### [What is being asked]
Retype each record below word for word. Leave the pictures out.

### [Excerpted data]

/---

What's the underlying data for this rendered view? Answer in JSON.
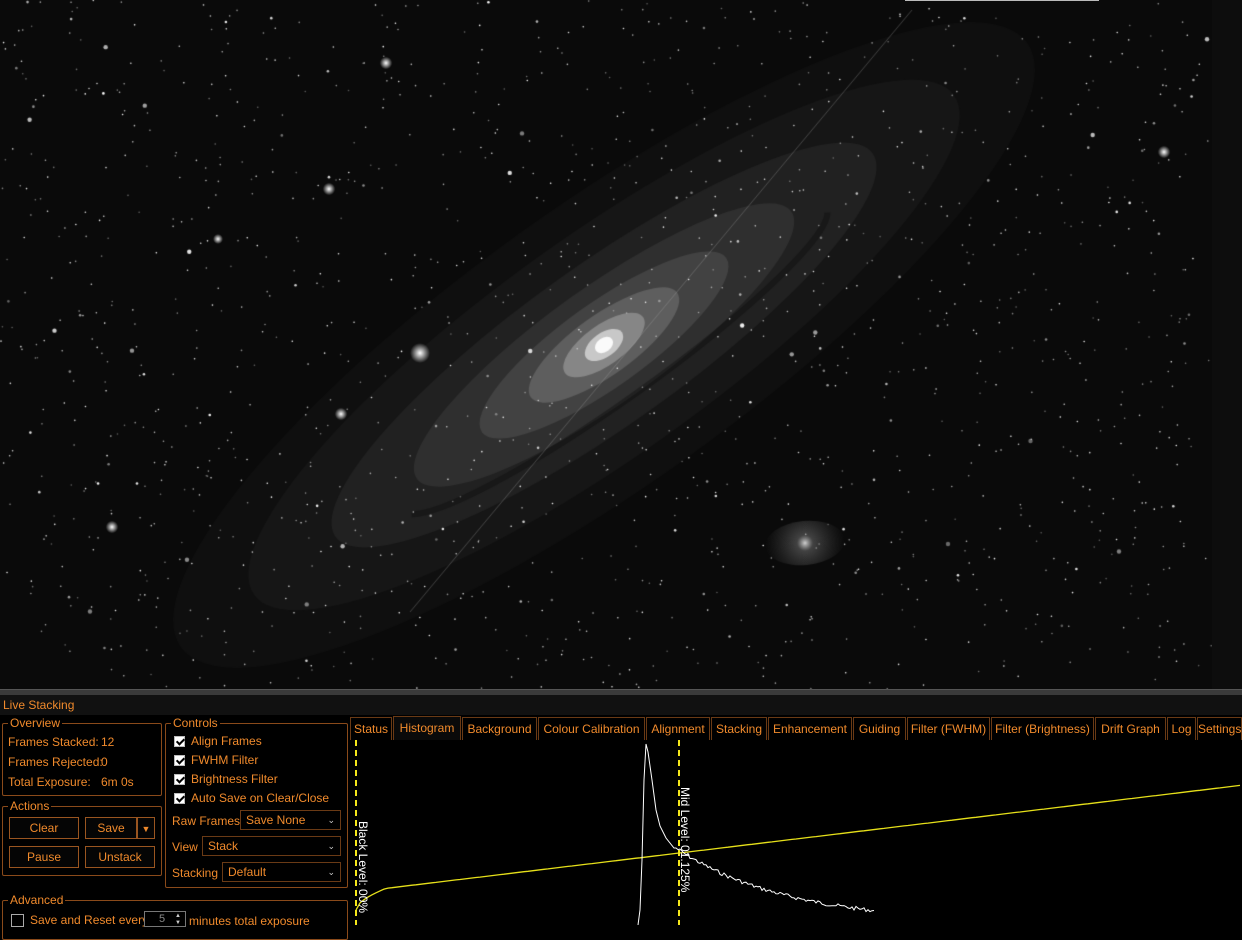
{
  "panel": {
    "title": "Live Stacking"
  },
  "overview": {
    "title": "Overview",
    "frames_stacked_label": "Frames Stacked:",
    "frames_stacked_value": "12",
    "frames_rejected_label": "Frames Rejected:",
    "frames_rejected_value": "0",
    "total_exposure_label": "Total Exposure:",
    "total_exposure_value": "6m 0s"
  },
  "actions": {
    "title": "Actions",
    "clear": "Clear",
    "save": "Save",
    "pause": "Pause",
    "unstack": "Unstack"
  },
  "controls": {
    "title": "Controls",
    "align_frames": "Align Frames",
    "fwhm_filter": "FWHM Filter",
    "brightness_filter": "Brightness Filter",
    "auto_save": "Auto Save on Clear/Close",
    "raw_frames_label": "Raw Frames",
    "raw_frames_value": "Save None",
    "view_label": "View",
    "view_value": "Stack",
    "stacking_label": "Stacking",
    "stacking_value": "Default"
  },
  "advanced": {
    "title": "Advanced",
    "save_reset_label": "Save and Reset every",
    "save_reset_value": "5",
    "save_reset_suffix": "minutes total exposure"
  },
  "tabs": [
    "Status",
    "Histogram",
    "Background",
    "Colour Calibration",
    "Alignment",
    "Stacking",
    "Enhancement",
    "Guiding",
    "Filter (FWHM)",
    "Filter (Brightness)",
    "Drift Graph",
    "Log",
    "Settings"
  ],
  "active_tab": "Histogram",
  "histogram": {
    "black_level_label": "Black Level: 00%",
    "mid_level_label": "Mid Level: 01.125%",
    "colors": {
      "curve": "#e6e01a",
      "marker": "#f5e81a",
      "histogram": "#ffffff"
    }
  },
  "accent_color": "#f08a2c"
}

\---

### [Answer to the problem]
What's the underlying data for this rendered view? Answer in JSON.
{
  "panel": {
    "title": "Live Stacking"
  },
  "overview": {
    "title": "Overview",
    "frames_stacked_label": "Frames Stacked:",
    "frames_stacked_value": "12",
    "frames_rejected_label": "Frames Rejected:",
    "frames_rejected_value": "0",
    "total_exposure_label": "Total Exposure:",
    "total_exposure_value": "6m 0s"
  },
  "actions": {
    "title": "Actions",
    "clear": "Clear",
    "save": "Save",
    "pause": "Pause",
    "unstack": "Unstack"
  },
  "controls": {
    "title": "Controls",
    "align_frames": "Align Frames",
    "fwhm_filter": "FWHM Filter",
    "brightness_filter": "Brightness Filter",
    "auto_save": "Auto Save on Clear/Close",
    "raw_frames_label": "Raw Frames",
    "raw_frames_value": "Save None",
    "view_label": "View",
    "view_value": "Stack",
    "stacking_label": "Stacking",
    "stacking_value": "Default"
  },
  "advanced": {
    "title": "Advanced",
    "save_reset_label": "Save and Reset every",
    "save_reset_value": "5",
    "save_reset_suffix": "minutes total exposure"
  },
  "tabs": [
    "Status",
    "Histogram",
    "Background",
    "Colour Calibration",
    "Alignment",
    "Stacking",
    "Enhancement",
    "Guiding",
    "Filter (FWHM)",
    "Filter (Brightness)",
    "Drift Graph",
    "Log",
    "Settings"
  ],
  "active_tab": "Histogram",
  "histogram": {
    "black_level_label": "Black Level: 00%",
    "mid_level_label": "Mid Level: 01.125%",
    "colors": {
      "curve": "#e6e01a",
      "marker": "#f5e81a",
      "histogram": "#ffffff"
    }
  },
  "accent_color": "#f08a2c"
}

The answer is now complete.